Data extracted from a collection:
+===+
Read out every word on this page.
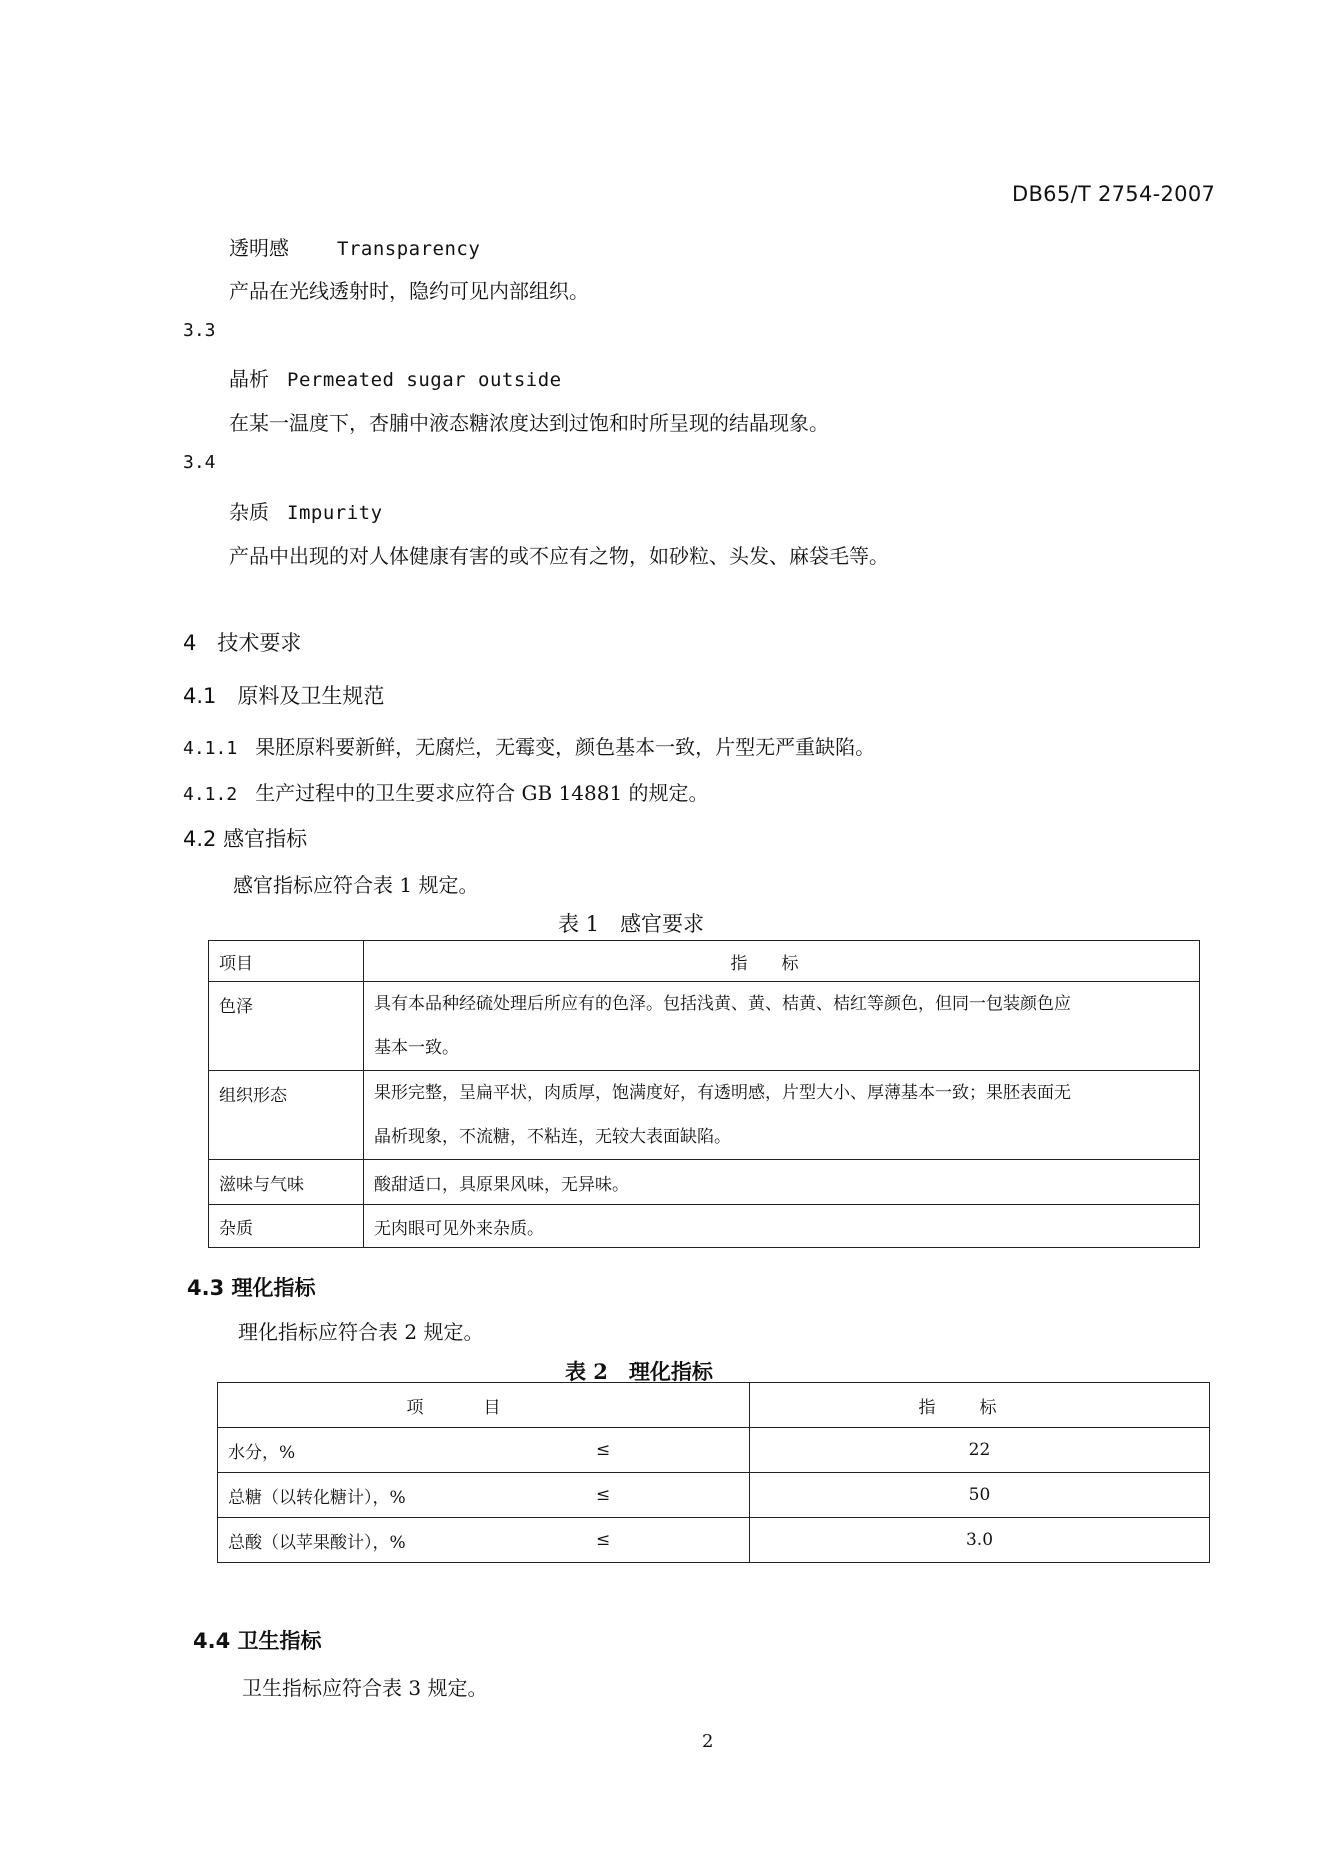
DB65/T 2754-2007
透明感	Transparency
产品在光线透射时，隐约可见内部组织。
3.3
晶析 Permeated sugar outside
在某一温度下，杏脯中液态糖浓度达到过饱和时所呈现的结晶现象。
3.4
杂质 Impurity
产品中出现的对人体健康有害的或不应有之物，如砂粒、头发、麻袋毛等。
4　技术要求
4.1　原料及卫生规范
4.1.1 果胚原料要新鲜，无腐烂，无霉变，颜色基本一致，片型无严重缺陷。
4.1.2 生产过程中的卫生要求应符合 GB 14881 的规定。
4.2 感官指标
感官指标应符合表 1 规定。
表 1　感官要求
项目	指标
色泽	具有本品种经硫处理后所应有的色泽。包括浅黄、黄、桔黄、桔红等颜色，但同一包装颜色应
基本一致。

组织形态	果形完整，呈扁平状，肉质厚，饱满度好，有透明感，片型大小、厚薄基本一致；果胚表面无
晶析现象，不流糖，不粘连，无较大表面缺陷。

滋味与气味	酸甜适口，具原果风味，无异味。
杂质	无肉眼可见外来杂质。
4.3 理化指标
理化指标应符合表 2 规定。
表 2　理化指标
项目	指标
水分，% ≤	22
总糖（以转化糖计），% ≤	50
总酸（以苹果酸计），% ≤	3.0
4.4 卫生指标
卫生指标应符合表 3 规定。
2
+===+
Given task:
Reproduce every entry word for word, but omit the pictures.

Correct answer:
Read out every word on this page.
DB65/T 2754-2007
透明感	Transparency
产品在光线透射时，隐约可见内部组织。
3.3
晶析 Permeated sugar outside
在某一温度下，杏脯中液态糖浓度达到过饱和时所呈现的结晶现象。
3.4
杂质 Impurity
产品中出现的对人体健康有害的或不应有之物，如砂粒、头发、麻袋毛等。
4　技术要求
4.1　原料及卫生规范
4.1.1 果胚原料要新鲜，无腐烂，无霉变，颜色基本一致，片型无严重缺陷。
4.1.2 生产过程中的卫生要求应符合 GB 14881 的规定。
4.2 感官指标
感官指标应符合表 1 规定。
表 1　感官要求
项目	指标
色泽	具有本品种经硫处理后所应有的色泽。包括浅黄、黄、桔黄、桔红等颜色，但同一包装颜色应
基本一致。

组织形态	果形完整，呈扁平状，肉质厚，饱满度好，有透明感，片型大小、厚薄基本一致；果胚表面无
晶析现象，不流糖，不粘连，无较大表面缺陷。

滋味与气味	酸甜适口，具原果风味，无异味。
杂质	无肉眼可见外来杂质。
4.3 理化指标
理化指标应符合表 2 规定。
表 2　理化指标
项目	指标
水分，% ≤	22
总糖（以转化糖计），% ≤	50
总酸（以苹果酸计），% ≤	3.0
4.4 卫生指标
卫生指标应符合表 3 规定。
2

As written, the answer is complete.